_The problem:_ Show every line below where "Wore" can be found.

— start of Provided data —

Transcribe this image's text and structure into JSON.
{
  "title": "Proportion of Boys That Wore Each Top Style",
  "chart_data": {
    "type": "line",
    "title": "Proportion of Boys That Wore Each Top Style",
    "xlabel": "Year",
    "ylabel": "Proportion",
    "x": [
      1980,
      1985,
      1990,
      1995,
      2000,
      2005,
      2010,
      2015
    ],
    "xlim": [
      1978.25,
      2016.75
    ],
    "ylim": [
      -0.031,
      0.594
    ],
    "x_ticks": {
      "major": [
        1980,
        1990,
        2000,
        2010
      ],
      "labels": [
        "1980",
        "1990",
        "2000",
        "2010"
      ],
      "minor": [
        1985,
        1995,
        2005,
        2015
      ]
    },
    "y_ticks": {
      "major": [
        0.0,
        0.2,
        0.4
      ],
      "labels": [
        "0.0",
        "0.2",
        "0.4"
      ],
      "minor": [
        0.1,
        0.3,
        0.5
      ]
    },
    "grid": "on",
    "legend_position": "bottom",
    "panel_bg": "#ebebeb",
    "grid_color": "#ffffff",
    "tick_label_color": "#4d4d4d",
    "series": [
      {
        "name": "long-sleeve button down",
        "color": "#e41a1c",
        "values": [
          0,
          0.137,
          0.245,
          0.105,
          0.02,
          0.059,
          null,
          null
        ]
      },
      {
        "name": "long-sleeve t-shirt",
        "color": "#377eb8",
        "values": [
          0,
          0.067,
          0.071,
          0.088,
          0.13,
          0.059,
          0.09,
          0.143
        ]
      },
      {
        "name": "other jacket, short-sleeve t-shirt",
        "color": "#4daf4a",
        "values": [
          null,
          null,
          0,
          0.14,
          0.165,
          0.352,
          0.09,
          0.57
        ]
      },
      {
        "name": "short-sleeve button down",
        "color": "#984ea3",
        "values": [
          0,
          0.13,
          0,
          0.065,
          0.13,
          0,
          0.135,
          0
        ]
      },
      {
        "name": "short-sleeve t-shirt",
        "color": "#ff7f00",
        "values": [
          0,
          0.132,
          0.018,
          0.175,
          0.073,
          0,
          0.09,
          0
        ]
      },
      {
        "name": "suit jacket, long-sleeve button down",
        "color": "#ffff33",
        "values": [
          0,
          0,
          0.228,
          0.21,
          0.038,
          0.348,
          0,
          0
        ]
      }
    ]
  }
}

— end of Provided data —
— start of Provided data —

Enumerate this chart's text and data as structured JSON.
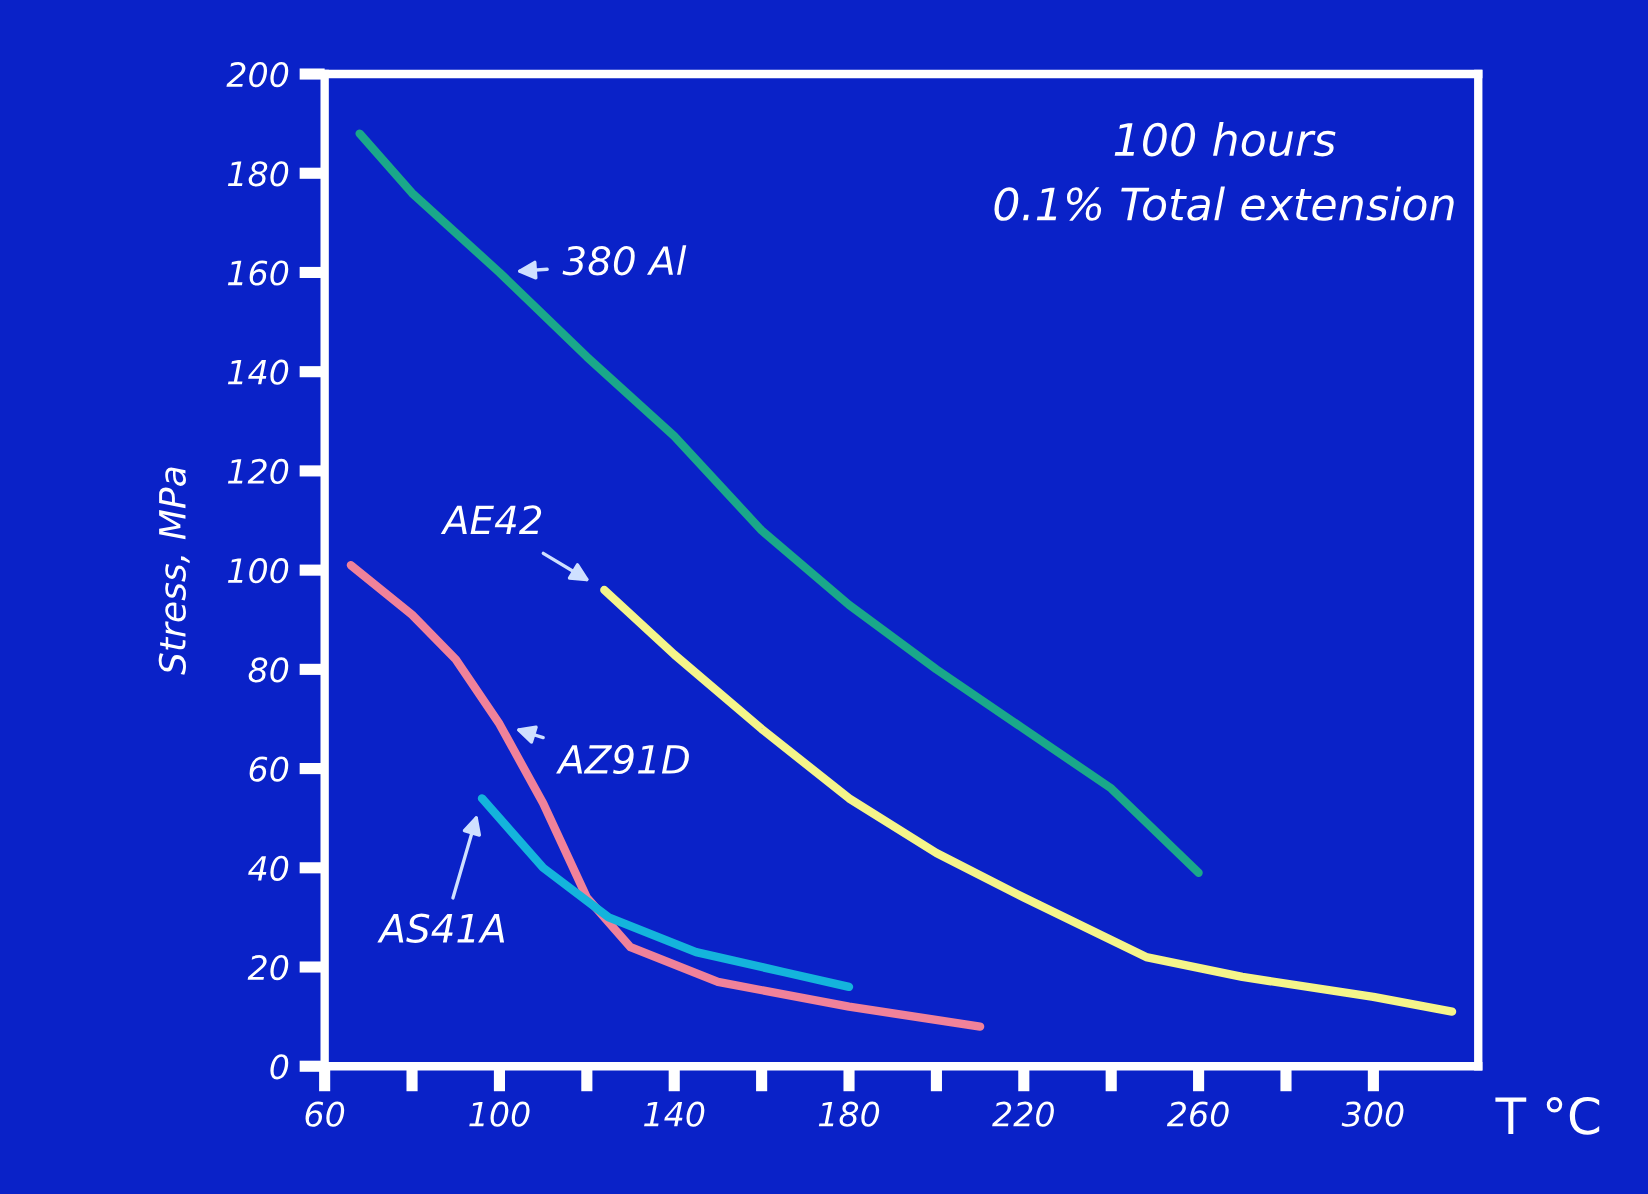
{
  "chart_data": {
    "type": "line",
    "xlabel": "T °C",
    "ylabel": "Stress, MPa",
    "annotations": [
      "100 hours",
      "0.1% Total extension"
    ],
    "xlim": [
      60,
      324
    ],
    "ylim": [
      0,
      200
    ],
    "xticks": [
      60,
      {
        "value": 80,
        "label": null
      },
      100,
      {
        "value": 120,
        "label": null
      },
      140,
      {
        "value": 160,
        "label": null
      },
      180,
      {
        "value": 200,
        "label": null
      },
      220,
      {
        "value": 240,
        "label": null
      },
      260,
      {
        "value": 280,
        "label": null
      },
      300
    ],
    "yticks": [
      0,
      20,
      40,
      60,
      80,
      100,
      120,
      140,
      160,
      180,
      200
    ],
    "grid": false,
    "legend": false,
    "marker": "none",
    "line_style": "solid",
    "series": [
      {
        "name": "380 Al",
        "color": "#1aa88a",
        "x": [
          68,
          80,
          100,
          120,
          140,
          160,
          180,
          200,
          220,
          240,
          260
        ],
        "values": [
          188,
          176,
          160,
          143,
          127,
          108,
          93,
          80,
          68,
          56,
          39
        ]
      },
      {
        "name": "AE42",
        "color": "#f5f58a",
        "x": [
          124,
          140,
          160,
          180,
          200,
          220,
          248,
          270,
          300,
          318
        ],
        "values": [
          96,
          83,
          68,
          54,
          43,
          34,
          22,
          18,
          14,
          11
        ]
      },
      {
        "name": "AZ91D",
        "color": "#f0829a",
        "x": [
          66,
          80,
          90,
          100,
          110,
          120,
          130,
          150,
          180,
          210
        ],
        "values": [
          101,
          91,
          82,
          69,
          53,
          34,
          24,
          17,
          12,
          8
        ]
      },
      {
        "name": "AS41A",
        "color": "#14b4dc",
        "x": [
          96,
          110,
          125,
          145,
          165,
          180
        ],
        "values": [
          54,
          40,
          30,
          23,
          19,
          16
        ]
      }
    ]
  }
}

— end of Provided data —

_Written answer:_
  "title": "Proportion of Boys That Wore Each Top Style",
    "title": "Proportion of Boys That Wore Each Top Style",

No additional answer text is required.